Copy word for word the lines of the listing from the line with "log-row: 19 INFO" to the line with "sidebar-header-sidecar[interactable]: Sidecar xyxy=(0,48,285,84)", including both of those lines.

● **THE RECORDS**
□ □ □ □
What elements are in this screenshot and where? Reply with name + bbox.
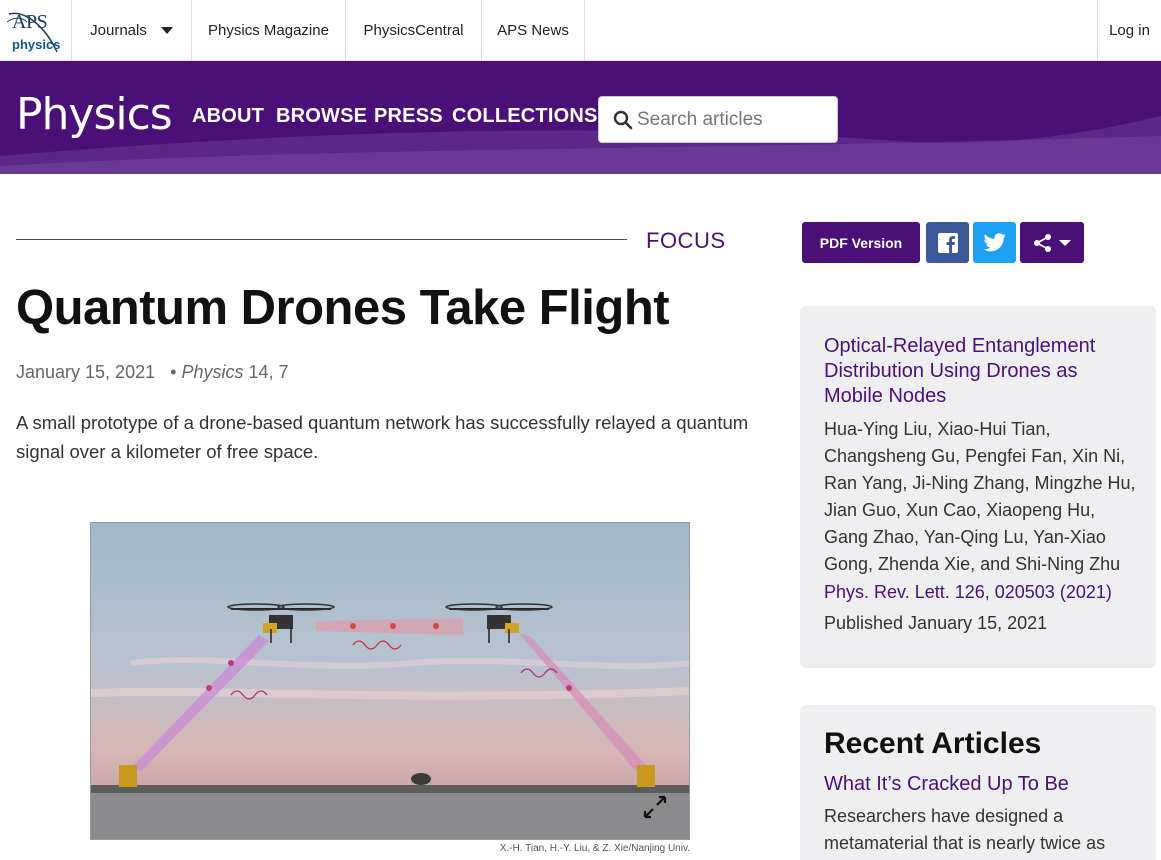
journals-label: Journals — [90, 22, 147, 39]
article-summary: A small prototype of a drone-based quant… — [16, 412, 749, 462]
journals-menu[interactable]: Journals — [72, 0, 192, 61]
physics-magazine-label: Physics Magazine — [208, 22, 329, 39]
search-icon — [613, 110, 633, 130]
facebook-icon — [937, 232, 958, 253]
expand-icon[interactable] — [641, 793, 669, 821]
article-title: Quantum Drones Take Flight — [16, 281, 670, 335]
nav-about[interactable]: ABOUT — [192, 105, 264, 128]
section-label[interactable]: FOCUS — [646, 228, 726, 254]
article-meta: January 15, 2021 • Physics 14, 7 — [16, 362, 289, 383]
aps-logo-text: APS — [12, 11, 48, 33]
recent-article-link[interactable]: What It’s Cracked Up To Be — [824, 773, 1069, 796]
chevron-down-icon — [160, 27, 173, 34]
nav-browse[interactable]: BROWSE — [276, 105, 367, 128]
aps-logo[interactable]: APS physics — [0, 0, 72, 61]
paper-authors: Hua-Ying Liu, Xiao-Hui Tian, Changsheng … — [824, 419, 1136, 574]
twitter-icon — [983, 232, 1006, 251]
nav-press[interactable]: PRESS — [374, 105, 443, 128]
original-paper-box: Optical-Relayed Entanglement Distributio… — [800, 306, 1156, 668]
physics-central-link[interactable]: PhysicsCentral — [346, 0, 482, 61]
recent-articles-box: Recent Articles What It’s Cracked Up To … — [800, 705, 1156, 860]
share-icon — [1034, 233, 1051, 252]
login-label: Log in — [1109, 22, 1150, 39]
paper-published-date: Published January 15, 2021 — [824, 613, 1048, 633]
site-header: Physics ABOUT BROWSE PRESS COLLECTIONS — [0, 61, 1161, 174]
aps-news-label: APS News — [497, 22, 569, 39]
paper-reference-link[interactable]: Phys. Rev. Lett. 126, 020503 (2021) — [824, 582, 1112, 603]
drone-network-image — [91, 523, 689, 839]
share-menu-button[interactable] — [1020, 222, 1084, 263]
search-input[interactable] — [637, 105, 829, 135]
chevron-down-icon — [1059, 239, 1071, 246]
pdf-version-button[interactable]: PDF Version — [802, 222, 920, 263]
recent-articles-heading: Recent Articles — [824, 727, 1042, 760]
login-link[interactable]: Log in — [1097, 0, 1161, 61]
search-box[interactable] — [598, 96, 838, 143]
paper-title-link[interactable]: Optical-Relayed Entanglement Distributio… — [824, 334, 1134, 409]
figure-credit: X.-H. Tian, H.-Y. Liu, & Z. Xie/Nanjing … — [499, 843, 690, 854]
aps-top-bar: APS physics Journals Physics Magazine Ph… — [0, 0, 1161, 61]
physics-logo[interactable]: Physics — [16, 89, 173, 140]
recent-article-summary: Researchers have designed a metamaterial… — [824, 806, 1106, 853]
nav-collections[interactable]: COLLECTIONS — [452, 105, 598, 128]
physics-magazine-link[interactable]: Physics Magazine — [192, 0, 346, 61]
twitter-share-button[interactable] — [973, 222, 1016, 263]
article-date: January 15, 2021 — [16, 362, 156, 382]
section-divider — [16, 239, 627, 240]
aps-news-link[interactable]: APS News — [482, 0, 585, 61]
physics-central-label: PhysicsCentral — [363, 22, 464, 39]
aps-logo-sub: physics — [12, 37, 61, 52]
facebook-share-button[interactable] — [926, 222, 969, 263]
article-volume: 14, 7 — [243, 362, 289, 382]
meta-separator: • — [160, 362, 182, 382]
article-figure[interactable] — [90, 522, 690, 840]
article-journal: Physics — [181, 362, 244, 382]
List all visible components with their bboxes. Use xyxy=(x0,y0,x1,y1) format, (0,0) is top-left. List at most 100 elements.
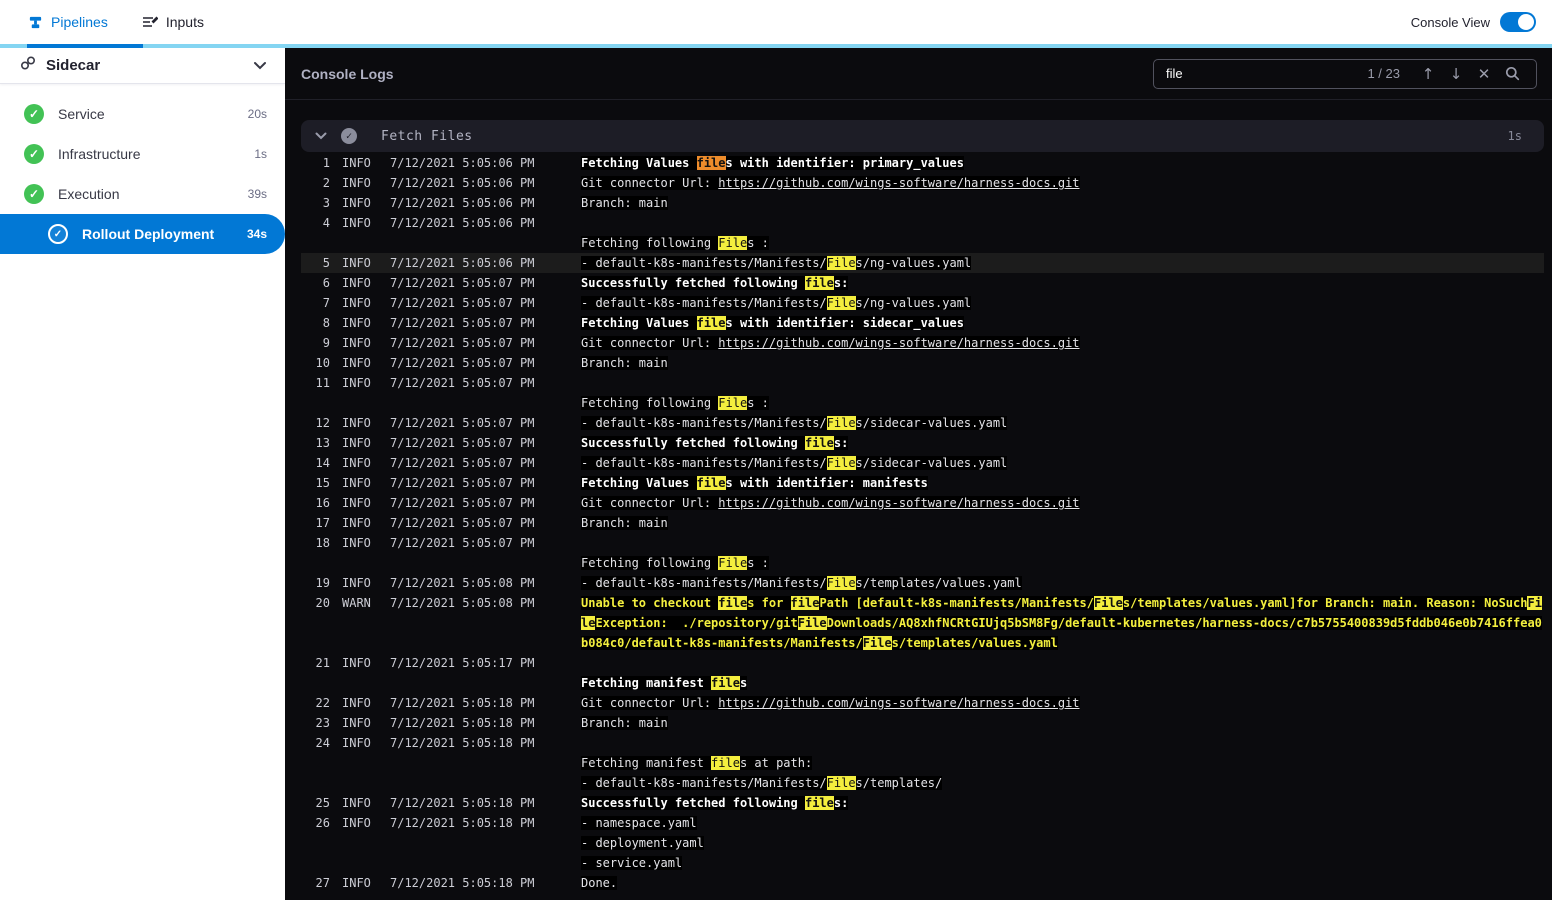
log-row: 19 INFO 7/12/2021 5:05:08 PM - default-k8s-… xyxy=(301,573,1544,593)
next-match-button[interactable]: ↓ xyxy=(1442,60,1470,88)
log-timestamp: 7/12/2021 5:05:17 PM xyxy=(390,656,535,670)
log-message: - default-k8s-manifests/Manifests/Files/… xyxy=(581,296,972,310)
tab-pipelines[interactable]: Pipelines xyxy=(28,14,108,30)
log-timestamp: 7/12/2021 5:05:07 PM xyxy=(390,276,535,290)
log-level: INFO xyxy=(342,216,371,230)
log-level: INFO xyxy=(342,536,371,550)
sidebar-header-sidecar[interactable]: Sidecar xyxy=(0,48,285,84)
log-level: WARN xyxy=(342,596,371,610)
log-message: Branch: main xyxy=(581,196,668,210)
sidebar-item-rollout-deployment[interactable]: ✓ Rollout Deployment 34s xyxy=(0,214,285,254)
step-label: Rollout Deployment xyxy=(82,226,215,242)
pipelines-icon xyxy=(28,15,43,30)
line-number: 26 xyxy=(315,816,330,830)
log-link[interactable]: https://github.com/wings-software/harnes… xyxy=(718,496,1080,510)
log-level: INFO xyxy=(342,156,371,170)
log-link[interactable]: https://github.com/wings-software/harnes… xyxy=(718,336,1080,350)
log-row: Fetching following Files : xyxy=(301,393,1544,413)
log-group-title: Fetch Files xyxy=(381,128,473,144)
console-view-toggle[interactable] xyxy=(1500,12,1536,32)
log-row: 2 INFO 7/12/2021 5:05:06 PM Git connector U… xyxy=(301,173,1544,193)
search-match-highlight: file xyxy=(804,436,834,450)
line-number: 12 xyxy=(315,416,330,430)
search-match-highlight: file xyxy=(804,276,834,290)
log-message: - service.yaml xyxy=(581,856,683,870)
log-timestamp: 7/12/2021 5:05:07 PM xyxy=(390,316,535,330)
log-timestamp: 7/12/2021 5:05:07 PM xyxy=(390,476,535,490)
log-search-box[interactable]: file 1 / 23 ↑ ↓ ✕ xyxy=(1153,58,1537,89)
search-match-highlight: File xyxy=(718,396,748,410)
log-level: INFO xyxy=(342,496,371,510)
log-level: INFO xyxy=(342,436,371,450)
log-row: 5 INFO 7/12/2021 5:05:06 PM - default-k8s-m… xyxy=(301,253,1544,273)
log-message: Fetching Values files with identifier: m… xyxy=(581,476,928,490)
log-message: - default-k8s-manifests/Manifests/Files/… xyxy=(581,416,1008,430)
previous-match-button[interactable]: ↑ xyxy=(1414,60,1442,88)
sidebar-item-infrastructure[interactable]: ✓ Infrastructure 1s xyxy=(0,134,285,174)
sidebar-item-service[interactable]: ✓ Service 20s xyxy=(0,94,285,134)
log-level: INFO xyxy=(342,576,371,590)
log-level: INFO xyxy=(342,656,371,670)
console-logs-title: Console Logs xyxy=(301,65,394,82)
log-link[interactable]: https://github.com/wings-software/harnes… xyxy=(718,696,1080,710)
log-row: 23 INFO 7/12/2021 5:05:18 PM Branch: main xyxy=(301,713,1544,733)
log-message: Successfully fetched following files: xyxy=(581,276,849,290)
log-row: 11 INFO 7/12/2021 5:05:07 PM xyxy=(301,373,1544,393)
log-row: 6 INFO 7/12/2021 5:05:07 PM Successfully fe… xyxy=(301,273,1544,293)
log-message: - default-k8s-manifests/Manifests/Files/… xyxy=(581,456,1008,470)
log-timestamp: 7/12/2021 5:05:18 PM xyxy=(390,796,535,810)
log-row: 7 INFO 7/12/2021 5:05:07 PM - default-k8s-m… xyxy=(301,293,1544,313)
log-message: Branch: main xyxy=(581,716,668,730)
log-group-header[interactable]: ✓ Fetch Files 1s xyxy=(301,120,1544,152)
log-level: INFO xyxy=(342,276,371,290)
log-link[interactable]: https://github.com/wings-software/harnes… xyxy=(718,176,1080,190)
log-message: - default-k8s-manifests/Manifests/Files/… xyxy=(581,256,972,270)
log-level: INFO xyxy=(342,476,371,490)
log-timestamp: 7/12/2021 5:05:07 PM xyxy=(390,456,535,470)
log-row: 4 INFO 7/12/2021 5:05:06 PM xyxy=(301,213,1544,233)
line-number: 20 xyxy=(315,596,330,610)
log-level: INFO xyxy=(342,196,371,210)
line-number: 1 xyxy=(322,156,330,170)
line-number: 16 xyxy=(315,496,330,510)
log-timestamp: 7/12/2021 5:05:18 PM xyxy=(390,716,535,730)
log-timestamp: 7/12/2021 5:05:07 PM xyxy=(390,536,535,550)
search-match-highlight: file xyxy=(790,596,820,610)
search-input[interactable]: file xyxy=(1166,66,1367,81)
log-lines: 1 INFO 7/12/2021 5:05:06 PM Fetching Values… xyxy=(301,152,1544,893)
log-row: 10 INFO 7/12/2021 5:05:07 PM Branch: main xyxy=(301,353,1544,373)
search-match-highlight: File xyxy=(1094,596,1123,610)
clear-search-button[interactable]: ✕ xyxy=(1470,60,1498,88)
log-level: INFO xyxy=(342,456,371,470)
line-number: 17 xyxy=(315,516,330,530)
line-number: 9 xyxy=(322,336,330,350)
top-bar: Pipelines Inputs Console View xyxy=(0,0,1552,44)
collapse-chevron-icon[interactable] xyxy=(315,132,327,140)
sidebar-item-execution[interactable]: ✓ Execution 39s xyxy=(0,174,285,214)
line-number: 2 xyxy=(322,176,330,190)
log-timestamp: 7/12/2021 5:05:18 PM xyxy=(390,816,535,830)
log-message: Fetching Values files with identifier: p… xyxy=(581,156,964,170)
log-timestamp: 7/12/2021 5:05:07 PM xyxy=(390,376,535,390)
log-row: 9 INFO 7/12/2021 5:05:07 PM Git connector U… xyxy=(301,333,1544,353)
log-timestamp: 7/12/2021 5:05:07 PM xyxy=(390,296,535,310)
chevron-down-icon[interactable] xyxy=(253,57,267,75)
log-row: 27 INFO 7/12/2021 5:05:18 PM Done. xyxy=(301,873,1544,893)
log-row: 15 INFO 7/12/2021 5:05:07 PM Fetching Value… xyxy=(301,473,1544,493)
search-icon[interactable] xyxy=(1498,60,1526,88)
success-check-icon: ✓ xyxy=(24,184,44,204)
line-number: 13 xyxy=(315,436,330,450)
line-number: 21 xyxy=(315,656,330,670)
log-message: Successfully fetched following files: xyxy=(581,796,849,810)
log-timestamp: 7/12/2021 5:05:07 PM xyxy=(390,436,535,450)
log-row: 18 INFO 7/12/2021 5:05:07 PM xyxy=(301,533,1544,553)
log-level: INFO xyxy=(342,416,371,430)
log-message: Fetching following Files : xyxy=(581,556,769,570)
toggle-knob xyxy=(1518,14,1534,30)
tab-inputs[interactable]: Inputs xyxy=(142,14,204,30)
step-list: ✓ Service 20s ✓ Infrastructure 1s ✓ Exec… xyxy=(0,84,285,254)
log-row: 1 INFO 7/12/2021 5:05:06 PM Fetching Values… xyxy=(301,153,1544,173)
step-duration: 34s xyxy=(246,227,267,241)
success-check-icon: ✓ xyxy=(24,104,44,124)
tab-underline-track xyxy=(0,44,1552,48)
□ □ □ □
● **RESPONSE TO THIS TASK**
log-row: 19 INFO 7/12/2021 5:05:08 PM - default-k8s-… xyxy=(301,573,1544,593)
next-match-button[interactable]: ↓ xyxy=(1442,60,1470,88)
log-timestamp: 7/12/2021 5:05:17 PM xyxy=(390,656,535,670)
log-message: - default-k8s-manifests/Manifests/Files/… xyxy=(581,296,972,310)
tab-pipelines[interactable]: Pipelines xyxy=(28,14,108,30)
log-timestamp: 7/12/2021 5:05:07 PM xyxy=(390,276,535,290)
log-level: INFO xyxy=(342,216,371,230)
log-level: INFO xyxy=(342,536,371,550)
sidebar-header-sidecar[interactable]: Sidecar xyxy=(0,48,285,84)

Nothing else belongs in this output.